Quote all entries in full, exactly.

○ ○ ○ ○ ○ ○ ○

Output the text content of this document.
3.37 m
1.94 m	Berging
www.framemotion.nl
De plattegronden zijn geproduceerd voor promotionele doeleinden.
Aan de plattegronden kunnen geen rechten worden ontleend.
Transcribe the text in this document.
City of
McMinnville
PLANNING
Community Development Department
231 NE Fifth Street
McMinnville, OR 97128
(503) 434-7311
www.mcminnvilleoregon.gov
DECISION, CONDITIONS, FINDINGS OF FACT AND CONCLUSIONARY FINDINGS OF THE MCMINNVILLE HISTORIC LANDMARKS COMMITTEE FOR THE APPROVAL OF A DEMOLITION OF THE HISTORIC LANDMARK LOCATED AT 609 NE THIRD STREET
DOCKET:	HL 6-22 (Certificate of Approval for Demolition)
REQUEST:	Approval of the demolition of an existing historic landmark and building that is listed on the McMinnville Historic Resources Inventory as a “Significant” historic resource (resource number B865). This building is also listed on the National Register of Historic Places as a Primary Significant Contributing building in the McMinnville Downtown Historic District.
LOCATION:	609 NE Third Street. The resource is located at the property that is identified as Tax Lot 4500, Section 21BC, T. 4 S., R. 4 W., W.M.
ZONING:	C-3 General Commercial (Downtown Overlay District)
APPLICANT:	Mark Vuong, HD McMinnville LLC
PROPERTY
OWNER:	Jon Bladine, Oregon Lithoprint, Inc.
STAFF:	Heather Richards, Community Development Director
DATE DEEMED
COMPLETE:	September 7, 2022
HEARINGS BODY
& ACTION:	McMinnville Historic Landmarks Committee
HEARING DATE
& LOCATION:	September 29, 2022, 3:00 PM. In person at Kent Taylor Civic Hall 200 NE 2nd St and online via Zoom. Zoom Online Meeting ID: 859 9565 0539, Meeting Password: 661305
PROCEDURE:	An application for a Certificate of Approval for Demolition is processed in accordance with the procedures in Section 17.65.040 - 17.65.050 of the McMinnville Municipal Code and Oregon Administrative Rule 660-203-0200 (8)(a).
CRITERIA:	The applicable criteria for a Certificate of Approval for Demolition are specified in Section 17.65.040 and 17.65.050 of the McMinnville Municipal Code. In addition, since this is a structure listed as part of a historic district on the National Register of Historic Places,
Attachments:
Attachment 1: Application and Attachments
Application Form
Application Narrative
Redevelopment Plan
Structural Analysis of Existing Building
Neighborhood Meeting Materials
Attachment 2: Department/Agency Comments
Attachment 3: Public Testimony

○ ○ ○ ○ ○ ○ ○

*Final result*:
Output the text content of this document.
3.37 m
1.94 m	Berging
www.framemotion.nl
De plattegronden zijn geproduceerd voor promotionele doeleinden.
Aan de plattegronden kunnen geen rechten worden ontleend.
Transcribe the text in this document.
City of
McMinnville
PLANNING
Community Development Department
231 NE Fifth Street
McMinnville, OR 97128
(503) 434-7311
www.mcminnvilleoregon.gov
DECISION, CONDITIONS, FINDINGS OF FACT AND CONCLUSIONARY FINDINGS OF THE MCMINNVILLE HISTORIC LANDMARKS COMMITTEE FOR THE APPROVAL OF A DEMOLITION OF THE HISTORIC LANDMARK LOCATED AT 609 NE THIRD STREET
DOCKET:	HL 6-22 (Certificate of Approval for Demolition)
REQUEST:	Approval of the demolition of an existing historic landmark and building that is listed on the McMinnville Historic Resources Inventory as a “Significant” historic resource (resource number B865). This building is also listed on the National Register of Historic Places as a Primary Significant Contributing building in the McMinnville Downtown Historic District.
LOCATION:	609 NE Third Street. The resource is located at the property that is identified as Tax Lot 4500, Section 21BC, T. 4 S., R. 4 W., W.M.
ZONING:	C-3 General Commercial (Downtown Overlay District)
APPLICANT:	Mark Vuong, HD McMinnville LLC
PROPERTY
OWNER:	Jon Bladine, Oregon Lithoprint, Inc.
STAFF:	Heather Richards, Community Development Director
DATE DEEMED
COMPLETE:	September 7, 2022
HEARINGS BODY
& ACTION:	McMinnville Historic Landmarks Committee
HEARING DATE
& LOCATION:	September 29, 2022, 3:00 PM. In person at Kent Taylor Civic Hall 200 NE 2nd St and online via Zoom. Zoom Online Meeting ID: 859 9565 0539, Meeting Password: 661305
PROCEDURE:	An application for a Certificate of Approval for Demolition is processed in accordance with the procedures in Section 17.65.040 - 17.65.050 of the McMinnville Municipal Code and Oregon Administrative Rule 660-203-0200 (8)(a).
CRITERIA:	The applicable criteria for a Certificate of Approval for Demolition are specified in Section 17.65.040 and 17.65.050 of the McMinnville Municipal Code. In addition, since this is a structure listed as part of a historic district on the National Register of Historic Places,
Attachments:
Attachment 1: Application and Attachments
Application Form
Application Narrative
Redevelopment Plan
Structural Analysis of Existing Building
Neighborhood Meeting Materials
Attachment 2: Department/Agency Comments
Attachment 3: Public Testimony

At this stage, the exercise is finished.